**What needs to be done:**
Where does the string "نیاز" appear? Copy every line of the entries below that holds it.

**Provided records:**
** begin **

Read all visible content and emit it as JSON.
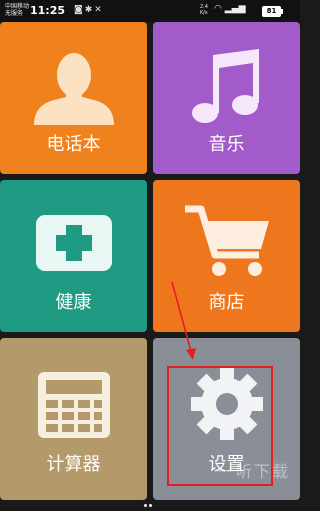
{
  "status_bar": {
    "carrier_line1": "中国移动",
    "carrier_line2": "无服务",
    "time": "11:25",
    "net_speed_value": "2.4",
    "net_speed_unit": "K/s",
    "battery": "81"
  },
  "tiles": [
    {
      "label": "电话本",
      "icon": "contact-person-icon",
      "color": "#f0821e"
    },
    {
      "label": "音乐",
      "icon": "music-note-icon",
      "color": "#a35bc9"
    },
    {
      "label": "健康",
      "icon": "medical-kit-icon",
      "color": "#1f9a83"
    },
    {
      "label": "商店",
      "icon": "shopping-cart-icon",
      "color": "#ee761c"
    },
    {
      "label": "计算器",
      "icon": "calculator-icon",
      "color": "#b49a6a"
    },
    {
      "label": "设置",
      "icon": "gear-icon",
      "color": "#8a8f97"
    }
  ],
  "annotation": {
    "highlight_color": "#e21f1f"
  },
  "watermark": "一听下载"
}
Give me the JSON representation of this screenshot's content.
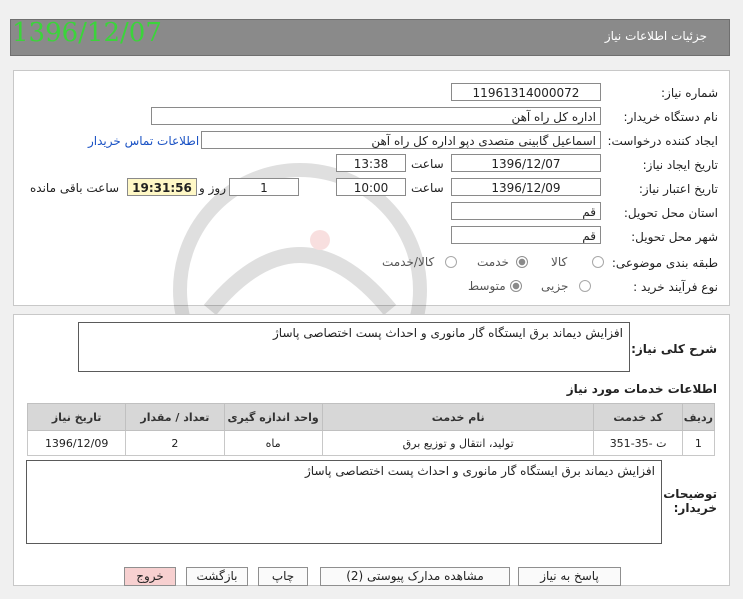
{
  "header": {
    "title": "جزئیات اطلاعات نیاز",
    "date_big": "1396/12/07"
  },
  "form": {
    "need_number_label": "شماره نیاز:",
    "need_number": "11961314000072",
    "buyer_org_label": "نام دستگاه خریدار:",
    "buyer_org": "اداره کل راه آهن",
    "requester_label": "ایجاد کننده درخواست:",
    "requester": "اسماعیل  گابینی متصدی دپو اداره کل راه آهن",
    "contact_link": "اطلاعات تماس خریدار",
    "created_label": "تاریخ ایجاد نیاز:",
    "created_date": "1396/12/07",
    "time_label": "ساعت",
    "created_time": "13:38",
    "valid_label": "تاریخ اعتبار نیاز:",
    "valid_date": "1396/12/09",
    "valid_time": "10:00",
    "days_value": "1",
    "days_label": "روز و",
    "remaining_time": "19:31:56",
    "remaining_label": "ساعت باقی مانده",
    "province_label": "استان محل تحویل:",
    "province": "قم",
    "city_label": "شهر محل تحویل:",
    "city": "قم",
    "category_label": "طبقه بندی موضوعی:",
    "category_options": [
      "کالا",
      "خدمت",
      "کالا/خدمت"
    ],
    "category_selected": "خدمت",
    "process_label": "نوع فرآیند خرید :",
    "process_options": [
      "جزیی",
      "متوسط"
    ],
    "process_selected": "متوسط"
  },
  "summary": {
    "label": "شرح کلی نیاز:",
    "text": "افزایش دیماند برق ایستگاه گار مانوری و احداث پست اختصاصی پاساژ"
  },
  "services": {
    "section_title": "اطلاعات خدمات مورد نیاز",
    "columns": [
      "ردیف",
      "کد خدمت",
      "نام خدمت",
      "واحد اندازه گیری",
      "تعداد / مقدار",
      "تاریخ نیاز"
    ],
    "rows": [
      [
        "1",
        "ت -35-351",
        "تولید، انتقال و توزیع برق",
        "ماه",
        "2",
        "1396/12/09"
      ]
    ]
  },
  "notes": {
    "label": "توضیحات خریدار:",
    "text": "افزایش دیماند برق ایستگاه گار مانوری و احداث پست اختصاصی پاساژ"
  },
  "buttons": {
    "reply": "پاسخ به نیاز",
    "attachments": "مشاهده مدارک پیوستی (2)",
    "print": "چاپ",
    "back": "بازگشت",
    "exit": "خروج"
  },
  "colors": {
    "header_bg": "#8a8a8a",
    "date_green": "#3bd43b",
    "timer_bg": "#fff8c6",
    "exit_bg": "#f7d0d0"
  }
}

** end **

**Right answer:**
    "title": "جزئیات اطلاعات نیاز",
    "need_number_label": "شماره نیاز:",
    "created_label": "تاریخ ایجاد نیاز:",
    "valid_label": "تاریخ اعتبار نیاز:",
    "label": "شرح کلی نیاز:",
    "section_title": "اطلاعات خدمات مورد نیاز",
      "تاریخ نیاز"
    "reply": "پاسخ به نیاز",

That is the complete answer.